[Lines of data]
— begin —

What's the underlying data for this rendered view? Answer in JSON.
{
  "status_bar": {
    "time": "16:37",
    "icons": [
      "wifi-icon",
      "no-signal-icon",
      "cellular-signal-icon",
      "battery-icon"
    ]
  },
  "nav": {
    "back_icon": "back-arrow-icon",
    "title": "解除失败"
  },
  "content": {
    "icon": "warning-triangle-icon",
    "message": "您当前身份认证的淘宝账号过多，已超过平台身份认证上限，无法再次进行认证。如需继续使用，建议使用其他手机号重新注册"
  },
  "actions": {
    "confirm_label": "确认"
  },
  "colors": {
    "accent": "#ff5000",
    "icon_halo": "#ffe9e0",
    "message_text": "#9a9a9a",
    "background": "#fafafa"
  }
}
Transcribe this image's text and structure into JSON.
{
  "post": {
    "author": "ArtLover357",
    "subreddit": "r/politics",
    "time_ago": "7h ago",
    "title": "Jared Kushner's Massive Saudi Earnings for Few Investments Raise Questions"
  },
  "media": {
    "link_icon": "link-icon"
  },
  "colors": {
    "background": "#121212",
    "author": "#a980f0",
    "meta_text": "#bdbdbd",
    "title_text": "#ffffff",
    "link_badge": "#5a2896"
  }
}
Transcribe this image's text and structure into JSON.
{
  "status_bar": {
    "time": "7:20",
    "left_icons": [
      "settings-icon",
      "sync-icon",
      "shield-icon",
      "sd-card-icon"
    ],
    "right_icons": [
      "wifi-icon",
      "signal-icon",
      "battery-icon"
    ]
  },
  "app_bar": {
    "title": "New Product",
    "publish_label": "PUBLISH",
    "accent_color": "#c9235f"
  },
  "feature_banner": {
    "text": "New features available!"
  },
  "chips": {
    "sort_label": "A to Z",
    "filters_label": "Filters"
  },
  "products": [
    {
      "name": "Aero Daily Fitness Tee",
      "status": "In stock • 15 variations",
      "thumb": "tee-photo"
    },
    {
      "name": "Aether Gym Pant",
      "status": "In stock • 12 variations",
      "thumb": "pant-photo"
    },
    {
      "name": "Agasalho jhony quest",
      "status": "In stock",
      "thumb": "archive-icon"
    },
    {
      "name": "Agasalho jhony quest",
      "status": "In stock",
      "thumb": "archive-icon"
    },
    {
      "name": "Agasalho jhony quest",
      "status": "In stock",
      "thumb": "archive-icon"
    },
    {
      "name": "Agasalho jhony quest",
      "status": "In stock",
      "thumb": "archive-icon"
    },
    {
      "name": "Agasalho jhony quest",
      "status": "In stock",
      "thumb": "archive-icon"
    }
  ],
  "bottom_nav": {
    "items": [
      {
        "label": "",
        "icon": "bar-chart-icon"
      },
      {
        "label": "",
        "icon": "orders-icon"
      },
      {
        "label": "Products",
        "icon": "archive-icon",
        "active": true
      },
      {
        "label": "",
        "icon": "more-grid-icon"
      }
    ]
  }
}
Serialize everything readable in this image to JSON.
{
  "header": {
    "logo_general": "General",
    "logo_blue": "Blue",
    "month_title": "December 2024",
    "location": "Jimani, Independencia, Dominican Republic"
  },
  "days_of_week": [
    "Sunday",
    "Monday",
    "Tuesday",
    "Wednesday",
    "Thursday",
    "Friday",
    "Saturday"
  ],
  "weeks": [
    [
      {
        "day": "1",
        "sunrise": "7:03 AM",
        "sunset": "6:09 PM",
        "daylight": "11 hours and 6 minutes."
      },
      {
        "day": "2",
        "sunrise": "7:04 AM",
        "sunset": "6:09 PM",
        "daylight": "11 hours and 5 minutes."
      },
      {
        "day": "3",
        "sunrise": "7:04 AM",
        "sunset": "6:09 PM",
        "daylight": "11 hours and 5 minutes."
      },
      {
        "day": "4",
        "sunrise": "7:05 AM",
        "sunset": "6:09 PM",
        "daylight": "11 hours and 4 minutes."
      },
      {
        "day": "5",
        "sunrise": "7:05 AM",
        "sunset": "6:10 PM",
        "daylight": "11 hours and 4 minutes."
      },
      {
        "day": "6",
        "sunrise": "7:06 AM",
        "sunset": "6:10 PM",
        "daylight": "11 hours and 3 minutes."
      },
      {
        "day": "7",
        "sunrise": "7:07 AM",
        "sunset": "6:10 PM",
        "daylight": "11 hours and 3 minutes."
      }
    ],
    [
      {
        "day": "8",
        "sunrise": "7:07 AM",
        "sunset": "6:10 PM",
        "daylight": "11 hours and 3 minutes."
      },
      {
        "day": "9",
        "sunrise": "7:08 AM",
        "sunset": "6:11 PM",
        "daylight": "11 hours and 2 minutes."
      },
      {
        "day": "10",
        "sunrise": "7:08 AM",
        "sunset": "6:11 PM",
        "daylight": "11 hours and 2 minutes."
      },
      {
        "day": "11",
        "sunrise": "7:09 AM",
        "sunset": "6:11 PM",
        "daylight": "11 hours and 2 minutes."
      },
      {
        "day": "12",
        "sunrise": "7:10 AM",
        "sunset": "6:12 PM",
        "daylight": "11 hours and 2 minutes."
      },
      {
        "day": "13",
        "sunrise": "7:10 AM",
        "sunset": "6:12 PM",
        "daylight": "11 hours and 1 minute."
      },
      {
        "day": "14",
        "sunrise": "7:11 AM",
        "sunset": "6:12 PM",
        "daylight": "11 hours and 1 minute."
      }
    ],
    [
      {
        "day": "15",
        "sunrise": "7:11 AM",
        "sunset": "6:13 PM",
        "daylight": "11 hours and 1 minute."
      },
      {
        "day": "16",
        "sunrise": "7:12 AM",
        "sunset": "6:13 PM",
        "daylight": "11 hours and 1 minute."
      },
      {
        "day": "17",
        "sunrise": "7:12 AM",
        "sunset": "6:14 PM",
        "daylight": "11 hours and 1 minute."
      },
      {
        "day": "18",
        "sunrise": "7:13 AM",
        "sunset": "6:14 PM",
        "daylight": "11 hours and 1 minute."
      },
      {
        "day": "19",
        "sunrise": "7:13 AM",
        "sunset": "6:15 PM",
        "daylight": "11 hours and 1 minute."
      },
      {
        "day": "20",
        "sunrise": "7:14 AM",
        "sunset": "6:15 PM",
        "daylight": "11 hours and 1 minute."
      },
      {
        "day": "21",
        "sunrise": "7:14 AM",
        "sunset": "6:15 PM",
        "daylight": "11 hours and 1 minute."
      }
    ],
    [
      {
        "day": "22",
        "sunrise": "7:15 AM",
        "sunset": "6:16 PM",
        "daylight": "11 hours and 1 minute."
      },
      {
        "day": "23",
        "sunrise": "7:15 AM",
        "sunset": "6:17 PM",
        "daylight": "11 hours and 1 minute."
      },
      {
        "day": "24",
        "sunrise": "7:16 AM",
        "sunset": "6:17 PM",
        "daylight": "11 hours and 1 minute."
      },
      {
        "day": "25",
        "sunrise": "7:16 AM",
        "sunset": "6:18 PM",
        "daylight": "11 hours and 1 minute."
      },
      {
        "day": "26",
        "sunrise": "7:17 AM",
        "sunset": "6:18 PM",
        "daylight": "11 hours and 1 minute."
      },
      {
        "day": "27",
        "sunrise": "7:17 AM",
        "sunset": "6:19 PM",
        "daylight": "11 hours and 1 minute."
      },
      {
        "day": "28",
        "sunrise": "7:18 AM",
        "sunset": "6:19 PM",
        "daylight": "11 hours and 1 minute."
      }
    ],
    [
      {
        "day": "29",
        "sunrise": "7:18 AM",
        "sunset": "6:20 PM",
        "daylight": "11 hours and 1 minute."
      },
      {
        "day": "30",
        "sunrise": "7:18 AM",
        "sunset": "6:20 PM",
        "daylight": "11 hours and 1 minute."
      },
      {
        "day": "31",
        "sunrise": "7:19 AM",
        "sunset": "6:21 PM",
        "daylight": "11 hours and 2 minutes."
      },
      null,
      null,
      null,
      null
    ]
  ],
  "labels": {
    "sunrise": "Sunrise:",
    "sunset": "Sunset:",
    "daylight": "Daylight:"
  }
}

— end —

Exercise:
Return each full line of the entries that contains the word "JSON".

Task result:
What's the underlying data for this rendered view? Answer in JSON.
Transcribe this image's text and structure into JSON.
Transcribe this image's text and structure into JSON.
Serialize everything readable in this image to JSON.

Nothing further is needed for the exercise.